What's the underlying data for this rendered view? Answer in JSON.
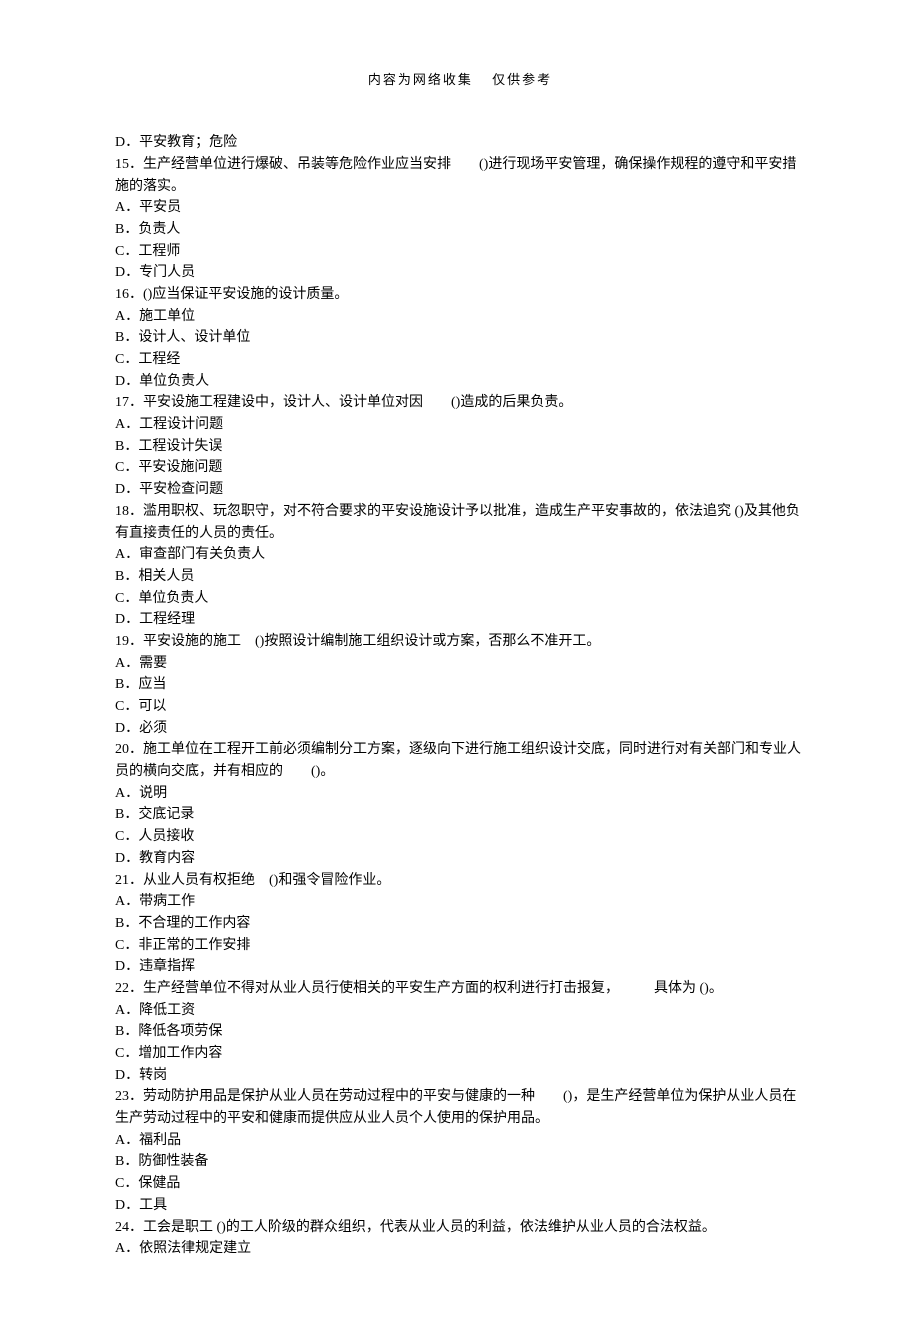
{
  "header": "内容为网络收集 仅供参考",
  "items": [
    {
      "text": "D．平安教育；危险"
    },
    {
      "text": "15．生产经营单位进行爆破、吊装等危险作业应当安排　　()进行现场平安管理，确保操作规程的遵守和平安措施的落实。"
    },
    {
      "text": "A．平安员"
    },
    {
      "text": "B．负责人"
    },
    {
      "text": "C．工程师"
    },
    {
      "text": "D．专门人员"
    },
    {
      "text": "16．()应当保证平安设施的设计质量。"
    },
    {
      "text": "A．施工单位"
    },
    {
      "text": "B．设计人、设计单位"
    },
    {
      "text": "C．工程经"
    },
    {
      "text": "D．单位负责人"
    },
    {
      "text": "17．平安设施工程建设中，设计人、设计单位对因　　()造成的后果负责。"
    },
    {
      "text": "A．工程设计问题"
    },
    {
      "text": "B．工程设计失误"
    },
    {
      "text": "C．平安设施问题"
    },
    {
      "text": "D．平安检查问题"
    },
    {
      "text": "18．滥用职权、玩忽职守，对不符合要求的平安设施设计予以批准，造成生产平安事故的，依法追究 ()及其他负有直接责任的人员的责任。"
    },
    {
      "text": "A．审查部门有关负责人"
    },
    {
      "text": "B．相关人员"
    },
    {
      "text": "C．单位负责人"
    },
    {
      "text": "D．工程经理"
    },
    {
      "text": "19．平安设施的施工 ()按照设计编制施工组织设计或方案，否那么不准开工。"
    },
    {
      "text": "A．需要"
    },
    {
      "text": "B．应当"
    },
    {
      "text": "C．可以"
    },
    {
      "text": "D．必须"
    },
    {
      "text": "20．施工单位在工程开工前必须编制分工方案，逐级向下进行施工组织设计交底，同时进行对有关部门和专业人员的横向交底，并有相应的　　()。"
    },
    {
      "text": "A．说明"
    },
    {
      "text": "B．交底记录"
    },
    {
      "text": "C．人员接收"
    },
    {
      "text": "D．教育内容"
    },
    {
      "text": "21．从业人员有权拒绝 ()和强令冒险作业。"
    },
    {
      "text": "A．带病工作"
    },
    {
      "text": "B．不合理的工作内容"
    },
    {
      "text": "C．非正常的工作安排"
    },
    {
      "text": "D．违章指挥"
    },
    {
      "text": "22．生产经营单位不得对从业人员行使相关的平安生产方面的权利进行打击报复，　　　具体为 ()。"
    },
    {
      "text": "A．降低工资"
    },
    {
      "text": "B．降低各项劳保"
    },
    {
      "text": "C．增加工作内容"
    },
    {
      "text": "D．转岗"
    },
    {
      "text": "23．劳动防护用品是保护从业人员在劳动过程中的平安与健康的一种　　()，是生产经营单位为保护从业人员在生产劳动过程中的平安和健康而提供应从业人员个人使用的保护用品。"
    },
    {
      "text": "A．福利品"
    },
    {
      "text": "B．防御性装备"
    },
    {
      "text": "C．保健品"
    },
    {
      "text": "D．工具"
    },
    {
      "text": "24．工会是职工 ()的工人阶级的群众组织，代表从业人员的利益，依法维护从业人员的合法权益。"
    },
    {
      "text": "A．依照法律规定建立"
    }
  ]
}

= = =

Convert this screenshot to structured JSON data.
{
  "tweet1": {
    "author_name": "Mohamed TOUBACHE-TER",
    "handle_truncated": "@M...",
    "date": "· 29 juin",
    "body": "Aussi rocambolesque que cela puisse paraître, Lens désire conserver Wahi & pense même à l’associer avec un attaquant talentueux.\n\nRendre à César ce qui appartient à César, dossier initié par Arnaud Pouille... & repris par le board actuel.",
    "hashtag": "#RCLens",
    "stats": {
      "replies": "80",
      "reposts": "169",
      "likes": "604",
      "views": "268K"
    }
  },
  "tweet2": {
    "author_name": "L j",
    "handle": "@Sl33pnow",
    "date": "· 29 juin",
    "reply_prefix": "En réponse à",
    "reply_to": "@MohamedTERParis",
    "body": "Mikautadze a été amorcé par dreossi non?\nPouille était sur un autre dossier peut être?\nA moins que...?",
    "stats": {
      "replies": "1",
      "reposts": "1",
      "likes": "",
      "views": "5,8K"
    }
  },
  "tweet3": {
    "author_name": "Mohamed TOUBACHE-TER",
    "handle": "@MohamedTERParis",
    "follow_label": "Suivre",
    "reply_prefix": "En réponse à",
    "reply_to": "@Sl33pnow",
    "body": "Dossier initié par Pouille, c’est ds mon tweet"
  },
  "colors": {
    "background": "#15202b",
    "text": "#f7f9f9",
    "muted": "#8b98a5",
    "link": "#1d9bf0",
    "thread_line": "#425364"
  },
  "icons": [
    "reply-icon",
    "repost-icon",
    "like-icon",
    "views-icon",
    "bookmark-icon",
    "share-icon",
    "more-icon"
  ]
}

= = =

Exercise details
The answer is a single number: how many lines include the word "this"?

Expected answer
2